- _What this task involves_:
Where the data below has the string "items", return the whole line.

- _Data for the task_:
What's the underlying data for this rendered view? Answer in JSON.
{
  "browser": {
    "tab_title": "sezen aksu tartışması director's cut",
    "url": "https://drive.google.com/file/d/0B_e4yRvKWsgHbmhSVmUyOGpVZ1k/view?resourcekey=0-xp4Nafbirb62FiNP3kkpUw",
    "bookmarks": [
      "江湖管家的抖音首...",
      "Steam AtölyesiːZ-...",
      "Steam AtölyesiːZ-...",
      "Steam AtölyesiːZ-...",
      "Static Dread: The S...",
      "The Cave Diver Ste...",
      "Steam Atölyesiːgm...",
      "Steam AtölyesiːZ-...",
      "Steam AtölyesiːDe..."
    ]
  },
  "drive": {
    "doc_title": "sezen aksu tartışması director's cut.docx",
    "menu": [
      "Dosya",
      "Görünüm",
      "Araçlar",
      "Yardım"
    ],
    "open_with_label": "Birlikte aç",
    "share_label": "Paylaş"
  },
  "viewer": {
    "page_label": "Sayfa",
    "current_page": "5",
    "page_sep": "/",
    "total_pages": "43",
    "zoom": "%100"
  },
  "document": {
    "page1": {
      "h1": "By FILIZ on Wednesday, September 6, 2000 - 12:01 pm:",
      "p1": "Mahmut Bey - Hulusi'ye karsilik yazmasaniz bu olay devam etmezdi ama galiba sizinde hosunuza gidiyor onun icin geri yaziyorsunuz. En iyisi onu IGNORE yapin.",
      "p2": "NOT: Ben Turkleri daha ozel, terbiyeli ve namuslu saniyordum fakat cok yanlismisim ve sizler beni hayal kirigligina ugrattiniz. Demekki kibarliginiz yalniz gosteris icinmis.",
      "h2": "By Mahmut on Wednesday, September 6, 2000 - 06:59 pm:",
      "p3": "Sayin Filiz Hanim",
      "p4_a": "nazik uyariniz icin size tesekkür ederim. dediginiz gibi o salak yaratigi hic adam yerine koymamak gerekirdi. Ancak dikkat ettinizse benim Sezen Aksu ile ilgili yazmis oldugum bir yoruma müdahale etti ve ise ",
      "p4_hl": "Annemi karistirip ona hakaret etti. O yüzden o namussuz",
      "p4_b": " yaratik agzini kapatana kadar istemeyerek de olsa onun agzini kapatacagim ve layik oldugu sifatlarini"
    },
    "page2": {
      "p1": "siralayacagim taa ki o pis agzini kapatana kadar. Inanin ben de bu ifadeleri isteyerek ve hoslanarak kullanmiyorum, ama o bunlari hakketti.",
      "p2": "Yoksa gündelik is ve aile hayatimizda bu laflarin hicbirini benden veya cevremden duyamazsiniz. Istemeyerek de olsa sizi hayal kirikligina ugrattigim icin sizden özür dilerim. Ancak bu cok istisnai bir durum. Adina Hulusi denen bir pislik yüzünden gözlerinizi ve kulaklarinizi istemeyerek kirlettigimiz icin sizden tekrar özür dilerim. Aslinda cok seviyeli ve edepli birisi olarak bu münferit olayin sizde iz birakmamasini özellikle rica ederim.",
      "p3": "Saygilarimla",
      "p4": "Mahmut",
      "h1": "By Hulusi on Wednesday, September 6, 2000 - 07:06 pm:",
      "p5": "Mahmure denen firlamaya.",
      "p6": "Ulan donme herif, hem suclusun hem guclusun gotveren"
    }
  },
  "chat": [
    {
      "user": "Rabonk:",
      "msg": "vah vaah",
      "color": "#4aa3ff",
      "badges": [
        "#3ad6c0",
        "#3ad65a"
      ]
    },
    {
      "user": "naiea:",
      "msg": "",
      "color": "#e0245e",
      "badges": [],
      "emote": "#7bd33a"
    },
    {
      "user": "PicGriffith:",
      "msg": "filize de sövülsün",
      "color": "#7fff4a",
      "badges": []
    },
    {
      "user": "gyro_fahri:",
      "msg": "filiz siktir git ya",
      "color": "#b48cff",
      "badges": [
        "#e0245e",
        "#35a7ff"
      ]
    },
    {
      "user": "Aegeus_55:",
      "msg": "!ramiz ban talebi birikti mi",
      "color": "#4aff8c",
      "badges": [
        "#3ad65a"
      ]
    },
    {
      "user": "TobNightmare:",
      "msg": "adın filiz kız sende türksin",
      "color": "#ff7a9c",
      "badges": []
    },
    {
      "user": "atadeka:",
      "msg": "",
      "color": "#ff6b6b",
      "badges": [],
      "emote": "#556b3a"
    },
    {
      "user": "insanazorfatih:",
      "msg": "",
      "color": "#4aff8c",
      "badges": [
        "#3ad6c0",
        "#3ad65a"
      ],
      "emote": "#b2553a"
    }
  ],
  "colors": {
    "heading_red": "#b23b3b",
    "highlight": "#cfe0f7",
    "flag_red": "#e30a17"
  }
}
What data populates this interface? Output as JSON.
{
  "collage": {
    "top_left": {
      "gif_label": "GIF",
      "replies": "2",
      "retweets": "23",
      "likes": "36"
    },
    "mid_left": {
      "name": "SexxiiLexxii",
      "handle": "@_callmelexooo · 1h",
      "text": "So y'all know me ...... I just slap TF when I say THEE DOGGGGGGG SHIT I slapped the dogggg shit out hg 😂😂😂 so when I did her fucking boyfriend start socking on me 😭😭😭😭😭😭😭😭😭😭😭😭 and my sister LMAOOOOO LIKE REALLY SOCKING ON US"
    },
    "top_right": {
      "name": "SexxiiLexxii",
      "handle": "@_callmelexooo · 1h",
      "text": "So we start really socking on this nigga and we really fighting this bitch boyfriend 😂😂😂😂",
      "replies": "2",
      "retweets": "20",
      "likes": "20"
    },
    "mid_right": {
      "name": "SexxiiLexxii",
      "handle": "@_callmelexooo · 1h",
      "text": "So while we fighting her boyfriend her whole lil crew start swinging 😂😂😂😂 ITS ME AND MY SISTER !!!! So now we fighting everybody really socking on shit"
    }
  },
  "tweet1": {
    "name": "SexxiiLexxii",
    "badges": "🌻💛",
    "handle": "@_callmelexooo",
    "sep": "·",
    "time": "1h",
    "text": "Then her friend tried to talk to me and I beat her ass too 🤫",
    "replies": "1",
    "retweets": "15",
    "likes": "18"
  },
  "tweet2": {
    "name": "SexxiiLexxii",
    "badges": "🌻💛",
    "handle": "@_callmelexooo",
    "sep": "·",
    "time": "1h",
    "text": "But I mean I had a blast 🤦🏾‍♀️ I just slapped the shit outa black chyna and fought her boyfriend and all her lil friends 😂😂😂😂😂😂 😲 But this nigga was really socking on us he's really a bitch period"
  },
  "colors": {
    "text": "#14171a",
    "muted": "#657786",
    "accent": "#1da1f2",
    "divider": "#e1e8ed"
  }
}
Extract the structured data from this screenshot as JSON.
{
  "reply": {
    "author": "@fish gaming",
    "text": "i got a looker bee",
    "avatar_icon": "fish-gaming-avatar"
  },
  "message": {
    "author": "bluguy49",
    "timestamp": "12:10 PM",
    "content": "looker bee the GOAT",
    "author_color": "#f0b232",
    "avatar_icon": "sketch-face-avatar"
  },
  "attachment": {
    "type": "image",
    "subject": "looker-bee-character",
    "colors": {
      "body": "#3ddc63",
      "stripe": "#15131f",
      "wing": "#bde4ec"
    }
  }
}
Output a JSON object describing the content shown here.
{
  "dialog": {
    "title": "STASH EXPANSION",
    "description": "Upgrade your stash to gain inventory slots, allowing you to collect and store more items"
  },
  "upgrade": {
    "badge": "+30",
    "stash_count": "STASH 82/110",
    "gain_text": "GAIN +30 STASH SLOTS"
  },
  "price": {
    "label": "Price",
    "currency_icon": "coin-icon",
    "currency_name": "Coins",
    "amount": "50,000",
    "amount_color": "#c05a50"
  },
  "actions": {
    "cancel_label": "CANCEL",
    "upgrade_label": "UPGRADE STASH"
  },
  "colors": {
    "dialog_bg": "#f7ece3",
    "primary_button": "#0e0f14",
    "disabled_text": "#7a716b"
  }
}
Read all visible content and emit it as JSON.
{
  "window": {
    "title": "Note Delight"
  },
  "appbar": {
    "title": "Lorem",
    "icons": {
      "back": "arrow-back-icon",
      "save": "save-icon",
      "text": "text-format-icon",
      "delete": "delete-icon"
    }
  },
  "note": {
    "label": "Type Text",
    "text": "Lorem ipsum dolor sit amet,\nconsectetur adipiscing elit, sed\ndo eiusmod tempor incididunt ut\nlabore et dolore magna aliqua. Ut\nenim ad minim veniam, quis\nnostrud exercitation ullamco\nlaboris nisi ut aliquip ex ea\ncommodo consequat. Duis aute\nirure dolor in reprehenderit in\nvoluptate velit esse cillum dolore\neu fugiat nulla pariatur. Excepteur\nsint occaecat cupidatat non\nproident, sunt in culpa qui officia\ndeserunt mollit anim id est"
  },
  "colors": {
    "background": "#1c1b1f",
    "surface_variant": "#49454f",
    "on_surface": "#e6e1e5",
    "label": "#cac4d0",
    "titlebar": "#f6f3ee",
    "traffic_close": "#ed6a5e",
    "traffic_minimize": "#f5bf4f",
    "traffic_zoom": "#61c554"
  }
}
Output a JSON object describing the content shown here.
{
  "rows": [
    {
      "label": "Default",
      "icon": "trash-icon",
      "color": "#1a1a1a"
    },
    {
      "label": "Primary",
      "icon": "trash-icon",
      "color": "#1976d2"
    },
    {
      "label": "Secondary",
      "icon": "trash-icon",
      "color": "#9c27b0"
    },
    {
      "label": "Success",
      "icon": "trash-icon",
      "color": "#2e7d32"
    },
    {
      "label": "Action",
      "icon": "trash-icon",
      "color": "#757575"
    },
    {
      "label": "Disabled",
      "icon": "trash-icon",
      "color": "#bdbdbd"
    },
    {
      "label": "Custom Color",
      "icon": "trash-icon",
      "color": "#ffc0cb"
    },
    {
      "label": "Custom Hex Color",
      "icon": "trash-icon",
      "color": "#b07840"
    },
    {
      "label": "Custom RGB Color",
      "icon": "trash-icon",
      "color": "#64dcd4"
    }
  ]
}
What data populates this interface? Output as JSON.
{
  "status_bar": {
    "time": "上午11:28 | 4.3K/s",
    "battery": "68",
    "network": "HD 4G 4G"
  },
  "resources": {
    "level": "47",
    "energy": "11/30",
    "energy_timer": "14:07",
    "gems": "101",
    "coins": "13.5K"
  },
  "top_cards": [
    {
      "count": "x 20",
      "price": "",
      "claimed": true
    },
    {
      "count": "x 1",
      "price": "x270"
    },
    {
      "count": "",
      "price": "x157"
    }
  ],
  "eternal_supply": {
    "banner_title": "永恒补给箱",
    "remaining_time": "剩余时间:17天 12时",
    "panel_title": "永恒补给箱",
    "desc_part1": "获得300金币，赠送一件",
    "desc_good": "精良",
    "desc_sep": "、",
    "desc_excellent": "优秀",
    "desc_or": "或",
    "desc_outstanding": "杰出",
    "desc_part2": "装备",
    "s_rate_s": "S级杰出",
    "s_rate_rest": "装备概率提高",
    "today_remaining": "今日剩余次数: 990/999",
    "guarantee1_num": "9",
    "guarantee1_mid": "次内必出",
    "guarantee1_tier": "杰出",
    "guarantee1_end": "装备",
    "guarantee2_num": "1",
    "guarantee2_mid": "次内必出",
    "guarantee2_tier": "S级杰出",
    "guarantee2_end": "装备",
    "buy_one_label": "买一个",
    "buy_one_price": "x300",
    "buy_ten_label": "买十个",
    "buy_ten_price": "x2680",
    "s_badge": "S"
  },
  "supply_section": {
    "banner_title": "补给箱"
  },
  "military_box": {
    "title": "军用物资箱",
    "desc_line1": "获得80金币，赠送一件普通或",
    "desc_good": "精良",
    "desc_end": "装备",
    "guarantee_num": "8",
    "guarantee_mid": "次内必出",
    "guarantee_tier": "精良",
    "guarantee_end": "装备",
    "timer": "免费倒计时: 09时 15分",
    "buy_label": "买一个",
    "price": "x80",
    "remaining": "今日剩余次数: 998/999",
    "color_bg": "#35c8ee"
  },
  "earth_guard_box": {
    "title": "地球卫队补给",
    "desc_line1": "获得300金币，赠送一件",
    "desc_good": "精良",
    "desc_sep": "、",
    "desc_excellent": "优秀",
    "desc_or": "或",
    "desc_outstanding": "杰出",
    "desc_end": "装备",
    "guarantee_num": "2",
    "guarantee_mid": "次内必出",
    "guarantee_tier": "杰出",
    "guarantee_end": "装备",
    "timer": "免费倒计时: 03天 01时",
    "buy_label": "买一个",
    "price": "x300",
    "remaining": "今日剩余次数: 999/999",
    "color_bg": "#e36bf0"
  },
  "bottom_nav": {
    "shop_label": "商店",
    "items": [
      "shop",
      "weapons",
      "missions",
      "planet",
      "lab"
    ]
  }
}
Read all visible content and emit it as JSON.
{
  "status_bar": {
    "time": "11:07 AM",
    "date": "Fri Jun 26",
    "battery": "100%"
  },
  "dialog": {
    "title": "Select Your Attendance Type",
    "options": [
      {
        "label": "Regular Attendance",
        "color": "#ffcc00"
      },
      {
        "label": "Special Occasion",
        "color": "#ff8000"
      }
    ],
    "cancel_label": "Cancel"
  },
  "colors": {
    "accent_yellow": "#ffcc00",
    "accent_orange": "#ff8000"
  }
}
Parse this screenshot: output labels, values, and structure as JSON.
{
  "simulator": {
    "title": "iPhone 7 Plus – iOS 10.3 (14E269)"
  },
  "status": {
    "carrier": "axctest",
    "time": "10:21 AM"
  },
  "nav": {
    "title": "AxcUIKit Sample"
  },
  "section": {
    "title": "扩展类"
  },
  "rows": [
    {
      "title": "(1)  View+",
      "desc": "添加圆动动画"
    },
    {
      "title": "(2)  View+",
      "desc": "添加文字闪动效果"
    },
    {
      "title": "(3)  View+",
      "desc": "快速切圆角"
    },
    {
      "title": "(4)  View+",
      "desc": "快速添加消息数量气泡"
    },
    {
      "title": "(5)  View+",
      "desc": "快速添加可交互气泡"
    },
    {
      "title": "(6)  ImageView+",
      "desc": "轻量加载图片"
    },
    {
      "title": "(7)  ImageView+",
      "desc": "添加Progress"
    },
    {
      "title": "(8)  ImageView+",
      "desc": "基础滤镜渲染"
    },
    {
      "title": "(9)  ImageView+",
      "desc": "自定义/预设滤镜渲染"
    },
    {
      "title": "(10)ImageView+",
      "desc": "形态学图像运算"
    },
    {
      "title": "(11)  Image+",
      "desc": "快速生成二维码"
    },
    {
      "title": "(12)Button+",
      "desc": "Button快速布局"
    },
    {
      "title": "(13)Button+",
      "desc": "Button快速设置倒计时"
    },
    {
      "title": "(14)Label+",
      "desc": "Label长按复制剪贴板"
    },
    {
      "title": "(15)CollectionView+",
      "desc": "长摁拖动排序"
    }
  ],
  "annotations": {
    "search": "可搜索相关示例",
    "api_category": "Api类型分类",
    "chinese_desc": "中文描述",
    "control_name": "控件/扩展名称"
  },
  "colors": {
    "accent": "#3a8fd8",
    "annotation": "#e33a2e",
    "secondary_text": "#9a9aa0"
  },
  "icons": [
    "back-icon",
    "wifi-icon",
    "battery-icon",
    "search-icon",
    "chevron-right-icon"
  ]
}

- _Reply to the task_:
    "description": "Upgrade your stash to gain inventory slots, allowing you to collect and store more items"
    "items": [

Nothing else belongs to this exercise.